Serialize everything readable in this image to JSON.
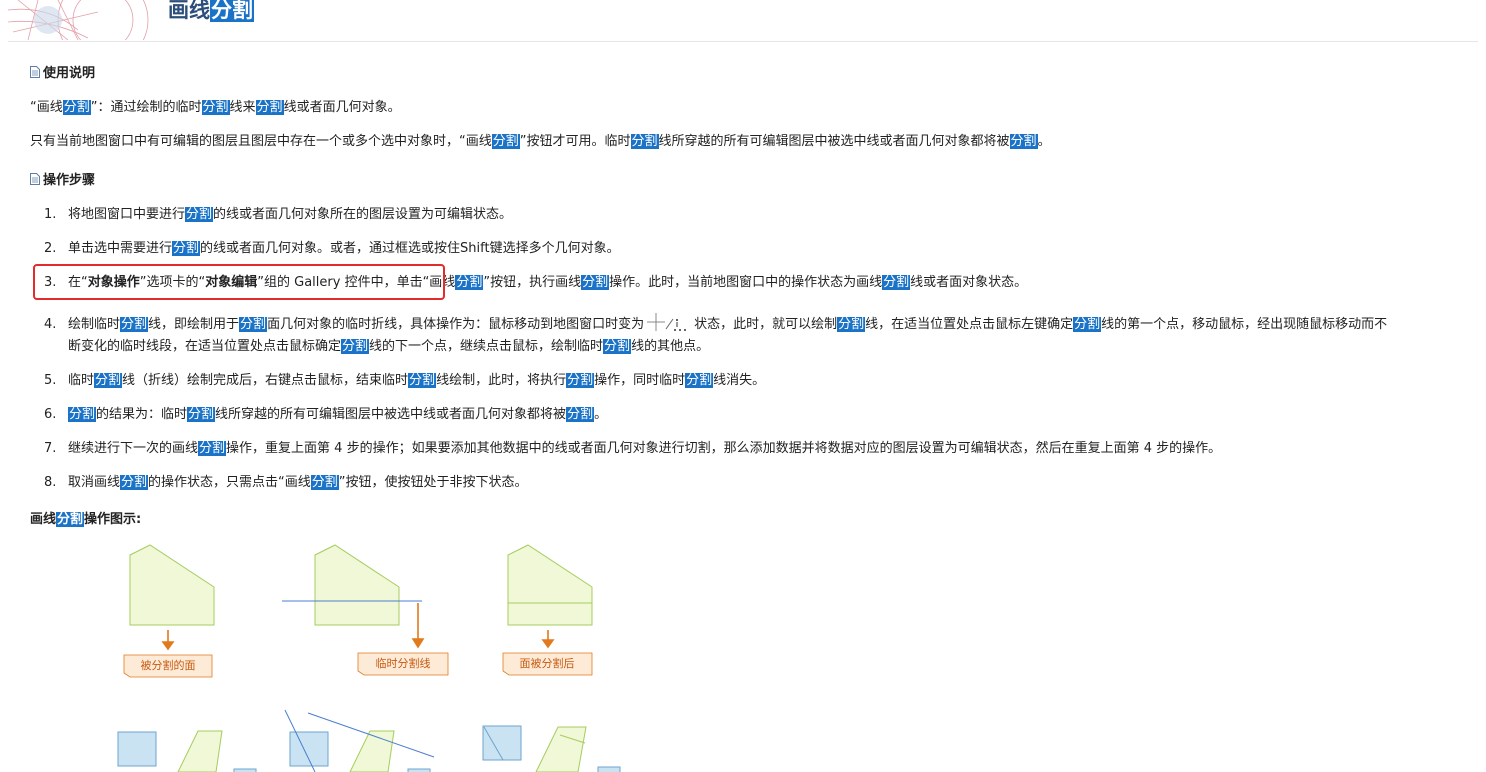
{
  "header": {
    "title_prefix": "画线",
    "title_hl": "分割"
  },
  "usage": {
    "heading": "使用说明",
    "line1": [
      [
        "“画线",
        false
      ],
      [
        "分割",
        true
      ],
      [
        "”：通过绘制的临时",
        false
      ],
      [
        "分割",
        true
      ],
      [
        "线来",
        false
      ],
      [
        "分割",
        true
      ],
      [
        "线或者面几何对象。",
        false
      ]
    ],
    "line2": [
      [
        "只有当前地图窗口中有可编辑的图层且图层中存在一个或多个选中对象时，“画线",
        false
      ],
      [
        "分割",
        true
      ],
      [
        "”按钮才可用。临时",
        false
      ],
      [
        "分割",
        true
      ],
      [
        "线所穿越的所有可编辑图层中被选中线或者面几何对象都将被",
        false
      ],
      [
        "分割",
        true
      ],
      [
        "。",
        false
      ]
    ]
  },
  "steps": {
    "heading": "操作步骤",
    "items": [
      {
        "num": "1.",
        "segs": [
          [
            "将地图窗口中要进行",
            false
          ],
          [
            "分割",
            true
          ],
          [
            "的线或者面几何对象所在的图层设置为可编辑状态。",
            false
          ]
        ]
      },
      {
        "num": "2.",
        "segs": [
          [
            "单击选中需要进行",
            false
          ],
          [
            "分割",
            true
          ],
          [
            "的线或者面几何对象。或者，通过框选或按住Shift键选择多个几何对象。",
            false
          ]
        ]
      },
      {
        "num": "3.",
        "segs": [
          [
            "在“",
            false
          ],
          [
            "对象操作",
            false,
            "b"
          ],
          [
            "”选项卡的“",
            false
          ],
          [
            "对象编辑",
            false,
            "b"
          ],
          [
            "”组的 Gallery 控件中，单击“画线",
            false
          ],
          [
            "分割",
            true
          ],
          [
            "”按钮，执行画线",
            false
          ],
          [
            "分割",
            true
          ],
          [
            "操作。此时，当前地图窗口中的操作状态为画线",
            false
          ],
          [
            "分割",
            true
          ],
          [
            "线或者面对象状态。",
            false
          ]
        ]
      },
      {
        "num": "4.",
        "segs": [
          [
            "绘制临时",
            false
          ],
          [
            "分割",
            true
          ],
          [
            "线，即绘制用于",
            false
          ],
          [
            "分割",
            true
          ],
          [
            "面几何对象的临时折线，具体操作为：鼠标移动到地图窗口时变为",
            false
          ]
        ]
      },
      {
        "num": "5.",
        "segs": [
          [
            "临时",
            false
          ],
          [
            "分割",
            true
          ],
          [
            "线（折线）绘制完成后，右键点击鼠标，结束临时",
            false
          ],
          [
            "分割",
            true
          ],
          [
            "线绘制，此时，将执行",
            false
          ],
          [
            "分割",
            true
          ],
          [
            "操作，同时临时",
            false
          ],
          [
            "分割",
            true
          ],
          [
            "线消失。",
            false
          ]
        ]
      },
      {
        "num": "6.",
        "segs": [
          [
            "分割",
            true
          ],
          [
            "的结果为：临时",
            false
          ],
          [
            "分割",
            true
          ],
          [
            "线所穿越的所有可编辑图层中被选中线或者面几何对象都将被",
            false
          ],
          [
            "分割",
            true
          ],
          [
            "。",
            false
          ]
        ]
      },
      {
        "num": "7.",
        "segs": [
          [
            "继续进行下一次的画线",
            false
          ],
          [
            "分割",
            true
          ],
          [
            "操作，重复上面第 4 步的操作；如果要添加其他数据中的线或者面几何对象进行切割，那么添加数据并将数据对应的图层设置为可编辑状态，然后在重复上面第 4 步的操作。",
            false
          ]
        ]
      },
      {
        "num": "8.",
        "segs": [
          [
            "取消画线",
            false
          ],
          [
            "分割",
            true
          ],
          [
            "的操作状态，只需点击“画线",
            false
          ],
          [
            "分割",
            true
          ],
          [
            "”按钮，使按钮处于非按下状态。",
            false
          ]
        ]
      }
    ],
    "step4_cont": [
      [
        "状态，此时，就可以绘制",
        false
      ],
      [
        "分割",
        true
      ],
      [
        "线，在适当位置处点击鼠标左键确定",
        false
      ],
      [
        "分割",
        true
      ],
      [
        "线的第一个点，移动鼠标，经出现随鼠标移动而不",
        false
      ]
    ],
    "step4_line2": [
      [
        "断变化的临时线段，在适当位置处点击鼠标确定",
        false
      ],
      [
        "分割",
        true
      ],
      [
        "线的下一个点，继续点击鼠标，绘制临时",
        false
      ],
      [
        "分割",
        true
      ],
      [
        "线的其他点。",
        false
      ]
    ]
  },
  "figure": {
    "caption": [
      [
        "画线",
        false
      ],
      [
        "分割",
        true
      ],
      [
        "操作图示:",
        false
      ]
    ],
    "labels": [
      "被分割的面",
      "临时分割线",
      "面被分割后"
    ]
  },
  "colors": {
    "highlight": "#1a73c7",
    "polygon_fill": "#f0f8d8",
    "polygon_stroke": "#a6cc5c",
    "line": "#4a7fd1",
    "arrow": "#e07a1c",
    "callout_fill": "#fdebd8",
    "callout_stroke": "#e07a1c",
    "square_fill": "#c9e3f3",
    "square_stroke": "#6fa3cc"
  }
}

########

● **Set task**
Leave the pictures out and reproduce each record exactly as written.

● **Solution**
Serialize everything readable in this image to JSON.
{
  "header": {
    "title_prefix": "画线",
    "title_hl": "分割"
  },
  "usage": {
    "heading": "使用说明",
    "line1": [
      [
        "“画线",
        false
      ],
      [
        "分割",
        true
      ],
      [
        "”：通过绘制的临时",
        false
      ],
      [
        "分割",
        true
      ],
      [
        "线来",
        false
      ],
      [
        "分割",
        true
      ],
      [
        "线或者面几何对象。",
        false
      ]
    ],
    "line2": [
      [
        "只有当前地图窗口中有可编辑的图层且图层中存在一个或多个选中对象时，“画线",
        false
      ],
      [
        "分割",
        true
      ],
      [
        "”按钮才可用。临时",
        false
      ],
      [
        "分割",
        true
      ],
      [
        "线所穿越的所有可编辑图层中被选中线或者面几何对象都将被",
        false
      ],
      [
        "分割",
        true
      ],
      [
        "。",
        false
      ]
    ]
  },
  "steps": {
    "heading": "操作步骤",
    "items": [
      {
        "num": "1.",
        "segs": [
          [
            "将地图窗口中要进行",
            false
          ],
          [
            "分割",
            true
          ],
          [
            "的线或者面几何对象所在的图层设置为可编辑状态。",
            false
          ]
        ]
      },
      {
        "num": "2.",
        "segs": [
          [
            "单击选中需要进行",
            false
          ],
          [
            "分割",
            true
          ],
          [
            "的线或者面几何对象。或者，通过框选或按住Shift键选择多个几何对象。",
            false
          ]
        ]
      },
      {
        "num": "3.",
        "segs": [
          [
            "在“",
            false
          ],
          [
            "对象操作",
            false,
            "b"
          ],
          [
            "”选项卡的“",
            false
          ],
          [
            "对象编辑",
            false,
            "b"
          ],
          [
            "”组的 Gallery 控件中，单击“画线",
            false
          ],
          [
            "分割",
            true
          ],
          [
            "”按钮，执行画线",
            false
          ],
          [
            "分割",
            true
          ],
          [
            "操作。此时，当前地图窗口中的操作状态为画线",
            false
          ],
          [
            "分割",
            true
          ],
          [
            "线或者面对象状态。",
            false
          ]
        ]
      },
      {
        "num": "4.",
        "segs": [
          [
            "绘制临时",
            false
          ],
          [
            "分割",
            true
          ],
          [
            "线，即绘制用于",
            false
          ],
          [
            "分割",
            true
          ],
          [
            "面几何对象的临时折线，具体操作为：鼠标移动到地图窗口时变为",
            false
          ]
        ]
      },
      {
        "num": "5.",
        "segs": [
          [
            "临时",
            false
          ],
          [
            "分割",
            true
          ],
          [
            "线（折线）绘制完成后，右键点击鼠标，结束临时",
            false
          ],
          [
            "分割",
            true
          ],
          [
            "线绘制，此时，将执行",
            false
          ],
          [
            "分割",
            true
          ],
          [
            "操作，同时临时",
            false
          ],
          [
            "分割",
            true
          ],
          [
            "线消失。",
            false
          ]
        ]
      },
      {
        "num": "6.",
        "segs": [
          [
            "分割",
            true
          ],
          [
            "的结果为：临时",
            false
          ],
          [
            "分割",
            true
          ],
          [
            "线所穿越的所有可编辑图层中被选中线或者面几何对象都将被",
            false
          ],
          [
            "分割",
            true
          ],
          [
            "。",
            false
          ]
        ]
      },
      {
        "num": "7.",
        "segs": [
          [
            "继续进行下一次的画线",
            false
          ],
          [
            "分割",
            true
          ],
          [
            "操作，重复上面第 4 步的操作；如果要添加其他数据中的线或者面几何对象进行切割，那么添加数据并将数据对应的图层设置为可编辑状态，然后在重复上面第 4 步的操作。",
            false
          ]
        ]
      },
      {
        "num": "8.",
        "segs": [
          [
            "取消画线",
            false
          ],
          [
            "分割",
            true
          ],
          [
            "的操作状态，只需点击“画线",
            false
          ],
          [
            "分割",
            true
          ],
          [
            "”按钮，使按钮处于非按下状态。",
            false
          ]
        ]
      }
    ],
    "step4_cont": [
      [
        "状态，此时，就可以绘制",
        false
      ],
      [
        "分割",
        true
      ],
      [
        "线，在适当位置处点击鼠标左键确定",
        false
      ],
      [
        "分割",
        true
      ],
      [
        "线的第一个点，移动鼠标，经出现随鼠标移动而不",
        false
      ]
    ],
    "step4_line2": [
      [
        "断变化的临时线段，在适当位置处点击鼠标确定",
        false
      ],
      [
        "分割",
        true
      ],
      [
        "线的下一个点，继续点击鼠标，绘制临时",
        false
      ],
      [
        "分割",
        true
      ],
      [
        "线的其他点。",
        false
      ]
    ]
  },
  "figure": {
    "caption": [
      [
        "画线",
        false
      ],
      [
        "分割",
        true
      ],
      [
        "操作图示:",
        false
      ]
    ],
    "labels": [
      "被分割的面",
      "临时分割线",
      "面被分割后"
    ]
  },
  "colors": {
    "highlight": "#1a73c7",
    "polygon_fill": "#f0f8d8",
    "polygon_stroke": "#a6cc5c",
    "line": "#4a7fd1",
    "arrow": "#e07a1c",
    "callout_fill": "#fdebd8",
    "callout_stroke": "#e07a1c",
    "square_fill": "#c9e3f3",
    "square_stroke": "#6fa3cc"
  }
}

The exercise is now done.